▶ [What this task involves]: Print all of the entries exactly, minus the pictures.

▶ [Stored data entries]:
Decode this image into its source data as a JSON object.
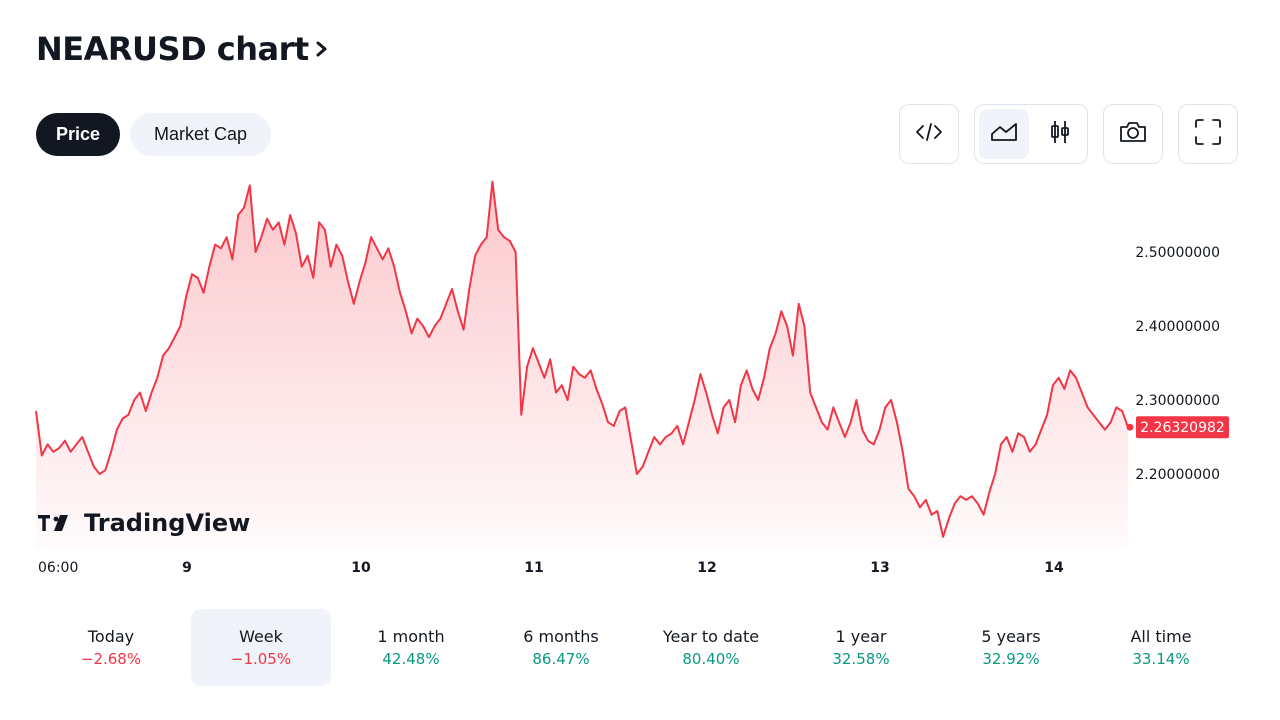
{
  "header": {
    "title": "NEARUSD chart"
  },
  "tabs": [
    {
      "label": "Price",
      "active": true
    },
    {
      "label": "Market Cap",
      "active": false
    }
  ],
  "toolbar": {
    "icons": [
      "embed-code-icon",
      "area-chart-icon",
      "candlestick-icon",
      "camera-icon",
      "fullscreen-icon"
    ],
    "selected_style": "area-chart"
  },
  "watermark": "TradingView",
  "colors": {
    "line": "#f23645",
    "positive": "#089981",
    "negative": "#f23645",
    "dark": "#131722"
  },
  "chart_data": {
    "type": "area",
    "xlabel": "",
    "ylabel": "",
    "x_ticks": [
      "06:00",
      "9",
      "10",
      "11",
      "12",
      "13",
      "14"
    ],
    "y_ticks": [
      "2.50000000",
      "2.40000000",
      "2.30000000",
      "2.20000000"
    ],
    "ylim": [
      2.1,
      2.6
    ],
    "last_price": "2.26320982",
    "series": [
      {
        "values": [
          2.285,
          2.225,
          2.24,
          2.23,
          2.235,
          2.245,
          2.23,
          2.24,
          2.25,
          2.23,
          2.21,
          2.2,
          2.205,
          2.23,
          2.26,
          2.275,
          2.28,
          2.3,
          2.31,
          2.285,
          2.31,
          2.33,
          2.36,
          2.37,
          2.385,
          2.4,
          2.44,
          2.47,
          2.465,
          2.445,
          2.48,
          2.51,
          2.505,
          2.52,
          2.49,
          2.55,
          2.56,
          2.59,
          2.5,
          2.52,
          2.545,
          2.53,
          2.54,
          2.51,
          2.55,
          2.525,
          2.48,
          2.495,
          2.465,
          2.54,
          2.53,
          2.48,
          2.51,
          2.495,
          2.46,
          2.43,
          2.46,
          2.485,
          2.52,
          2.505,
          2.49,
          2.505,
          2.48,
          2.445,
          2.42,
          2.39,
          2.41,
          2.4,
          2.385,
          2.4,
          2.41,
          2.43,
          2.45,
          2.42,
          2.395,
          2.45,
          2.495,
          2.51,
          2.52,
          2.595,
          2.53,
          2.52,
          2.515,
          2.5,
          2.28,
          2.345,
          2.37,
          2.35,
          2.33,
          2.355,
          2.31,
          2.32,
          2.3,
          2.345,
          2.335,
          2.33,
          2.34,
          2.315,
          2.295,
          2.27,
          2.265,
          2.285,
          2.29,
          2.245,
          2.2,
          2.21,
          2.23,
          2.25,
          2.24,
          2.25,
          2.255,
          2.265,
          2.24,
          2.27,
          2.3,
          2.335,
          2.31,
          2.28,
          2.255,
          2.29,
          2.3,
          2.27,
          2.32,
          2.34,
          2.315,
          2.3,
          2.33,
          2.37,
          2.39,
          2.42,
          2.4,
          2.36,
          2.43,
          2.4,
          2.31,
          2.29,
          2.27,
          2.26,
          2.29,
          2.27,
          2.25,
          2.27,
          2.3,
          2.26,
          2.245,
          2.24,
          2.26,
          2.29,
          2.3,
          2.27,
          2.23,
          2.18,
          2.17,
          2.155,
          2.165,
          2.145,
          2.15,
          2.115,
          2.14,
          2.16,
          2.17,
          2.165,
          2.17,
          2.16,
          2.145,
          2.175,
          2.2,
          2.24,
          2.25,
          2.23,
          2.255,
          2.25,
          2.23,
          2.24,
          2.26,
          2.28,
          2.32,
          2.33,
          2.315,
          2.34,
          2.33,
          2.31,
          2.29,
          2.28,
          2.27,
          2.26,
          2.27,
          2.29,
          2.285,
          2.263
        ]
      }
    ]
  },
  "periods": [
    {
      "label": "Today",
      "value": "−2.68%",
      "trend": "neg",
      "selected": false
    },
    {
      "label": "Week",
      "value": "−1.05%",
      "trend": "neg",
      "selected": true
    },
    {
      "label": "1 month",
      "value": "42.48%",
      "trend": "pos",
      "selected": false
    },
    {
      "label": "6 months",
      "value": "86.47%",
      "trend": "pos",
      "selected": false
    },
    {
      "label": "Year to date",
      "value": "80.40%",
      "trend": "pos",
      "selected": false
    },
    {
      "label": "1 year",
      "value": "32.58%",
      "trend": "pos",
      "selected": false
    },
    {
      "label": "5 years",
      "value": "32.92%",
      "trend": "pos",
      "selected": false
    },
    {
      "label": "All time",
      "value": "33.14%",
      "trend": "pos",
      "selected": false
    }
  ]
}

▶ [Written solution]:
Decode this image into its source data as a JSON object.
{
  "header": {
    "title": "NEARUSD chart"
  },
  "tabs": [
    {
      "label": "Price",
      "active": true
    },
    {
      "label": "Market Cap",
      "active": false
    }
  ],
  "toolbar": {
    "icons": [
      "embed-code-icon",
      "area-chart-icon",
      "candlestick-icon",
      "camera-icon",
      "fullscreen-icon"
    ],
    "selected_style": "area-chart"
  },
  "watermark": "TradingView",
  "colors": {
    "line": "#f23645",
    "positive": "#089981",
    "negative": "#f23645",
    "dark": "#131722"
  },
  "chart_data": {
    "type": "area",
    "xlabel": "",
    "ylabel": "",
    "x_ticks": [
      "06:00",
      "9",
      "10",
      "11",
      "12",
      "13",
      "14"
    ],
    "y_ticks": [
      "2.50000000",
      "2.40000000",
      "2.30000000",
      "2.20000000"
    ],
    "ylim": [
      2.1,
      2.6
    ],
    "last_price": "2.26320982",
    "series": [
      {
        "values": [
          2.285,
          2.225,
          2.24,
          2.23,
          2.235,
          2.245,
          2.23,
          2.24,
          2.25,
          2.23,
          2.21,
          2.2,
          2.205,
          2.23,
          2.26,
          2.275,
          2.28,
          2.3,
          2.31,
          2.285,
          2.31,
          2.33,
          2.36,
          2.37,
          2.385,
          2.4,
          2.44,
          2.47,
          2.465,
          2.445,
          2.48,
          2.51,
          2.505,
          2.52,
          2.49,
          2.55,
          2.56,
          2.59,
          2.5,
          2.52,
          2.545,
          2.53,
          2.54,
          2.51,
          2.55,
          2.525,
          2.48,
          2.495,
          2.465,
          2.54,
          2.53,
          2.48,
          2.51,
          2.495,
          2.46,
          2.43,
          2.46,
          2.485,
          2.52,
          2.505,
          2.49,
          2.505,
          2.48,
          2.445,
          2.42,
          2.39,
          2.41,
          2.4,
          2.385,
          2.4,
          2.41,
          2.43,
          2.45,
          2.42,
          2.395,
          2.45,
          2.495,
          2.51,
          2.52,
          2.595,
          2.53,
          2.52,
          2.515,
          2.5,
          2.28,
          2.345,
          2.37,
          2.35,
          2.33,
          2.355,
          2.31,
          2.32,
          2.3,
          2.345,
          2.335,
          2.33,
          2.34,
          2.315,
          2.295,
          2.27,
          2.265,
          2.285,
          2.29,
          2.245,
          2.2,
          2.21,
          2.23,
          2.25,
          2.24,
          2.25,
          2.255,
          2.265,
          2.24,
          2.27,
          2.3,
          2.335,
          2.31,
          2.28,
          2.255,
          2.29,
          2.3,
          2.27,
          2.32,
          2.34,
          2.315,
          2.3,
          2.33,
          2.37,
          2.39,
          2.42,
          2.4,
          2.36,
          2.43,
          2.4,
          2.31,
          2.29,
          2.27,
          2.26,
          2.29,
          2.27,
          2.25,
          2.27,
          2.3,
          2.26,
          2.245,
          2.24,
          2.26,
          2.29,
          2.3,
          2.27,
          2.23,
          2.18,
          2.17,
          2.155,
          2.165,
          2.145,
          2.15,
          2.115,
          2.14,
          2.16,
          2.17,
          2.165,
          2.17,
          2.16,
          2.145,
          2.175,
          2.2,
          2.24,
          2.25,
          2.23,
          2.255,
          2.25,
          2.23,
          2.24,
          2.26,
          2.28,
          2.32,
          2.33,
          2.315,
          2.34,
          2.33,
          2.31,
          2.29,
          2.28,
          2.27,
          2.26,
          2.27,
          2.29,
          2.285,
          2.263
        ]
      }
    ]
  },
  "periods": [
    {
      "label": "Today",
      "value": "−2.68%",
      "trend": "neg",
      "selected": false
    },
    {
      "label": "Week",
      "value": "−1.05%",
      "trend": "neg",
      "selected": true
    },
    {
      "label": "1 month",
      "value": "42.48%",
      "trend": "pos",
      "selected": false
    },
    {
      "label": "6 months",
      "value": "86.47%",
      "trend": "pos",
      "selected": false
    },
    {
      "label": "Year to date",
      "value": "80.40%",
      "trend": "pos",
      "selected": false
    },
    {
      "label": "1 year",
      "value": "32.58%",
      "trend": "pos",
      "selected": false
    },
    {
      "label": "5 years",
      "value": "32.92%",
      "trend": "pos",
      "selected": false
    },
    {
      "label": "All time",
      "value": "33.14%",
      "trend": "pos",
      "selected": false
    }
  ]
}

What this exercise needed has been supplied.